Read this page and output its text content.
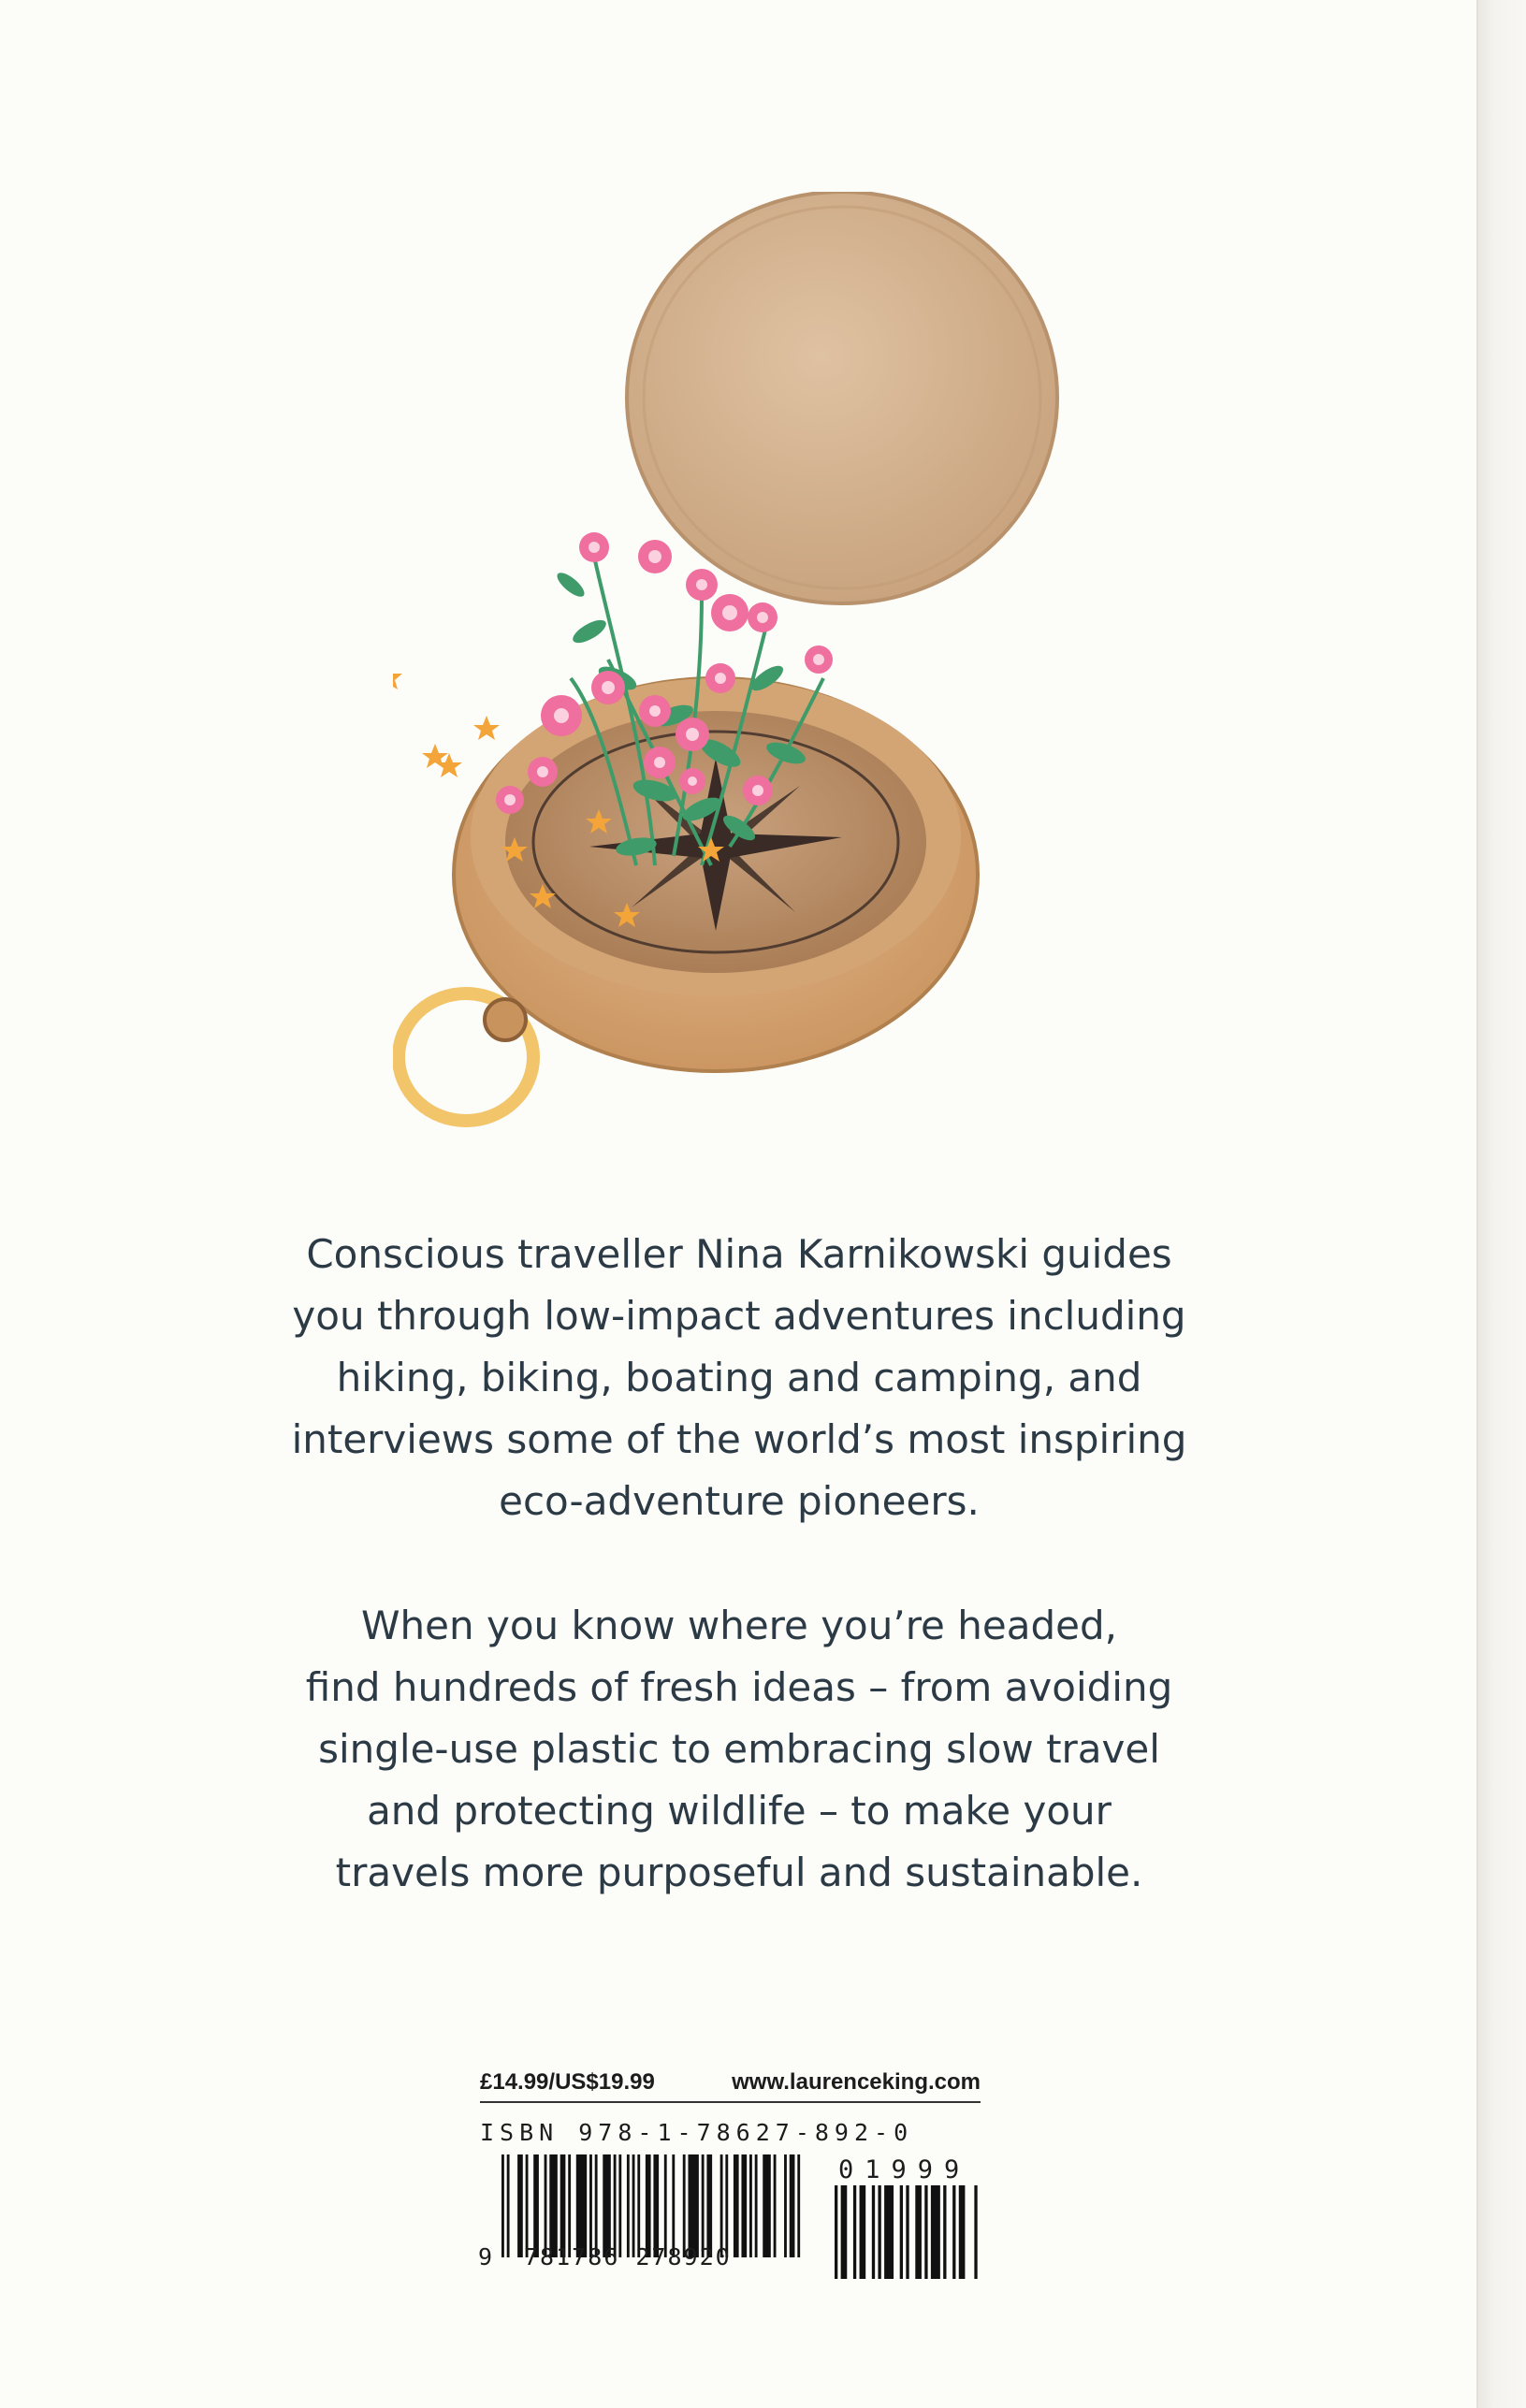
Conscious traveller Nina Karnikowski guides
you through low-impact adventures including
hiking, biking, boating and camping, and
interviews some of the world’s most inspiring
eco-adventure pioneers.

When you know where you’re headed,
find hundreds of fresh ideas – from avoiding
single-use plastic to embracing slow travel
and protecting wildlife – to make your
travels more purposeful and sustainable.

£14.99/US$19.99	www.laurenceking.com
ISBN 978-1-78627-892-0
9 781786 278920
01999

----

WORK TO COMPLETE:
Your task is to copy the entries in full and exactly, without any images.

OUTPUT FOR THIS EXERCISE:
Read this page and output its text content.
Conscious traveller Nina Karnikowski guides
you through low-impact adventures including
hiking, biking, boating and camping, and
interviews some of the world’s most inspiring
eco-adventure pioneers.

When you know where you’re headed,
find hundreds of fresh ideas – from avoiding
single-use plastic to embracing slow travel
and protecting wildlife – to make your
travels more purposeful and sustainable.

£14.99/US$19.99	www.laurenceking.com
ISBN 978-1-78627-892-0
9 781786 278920
01999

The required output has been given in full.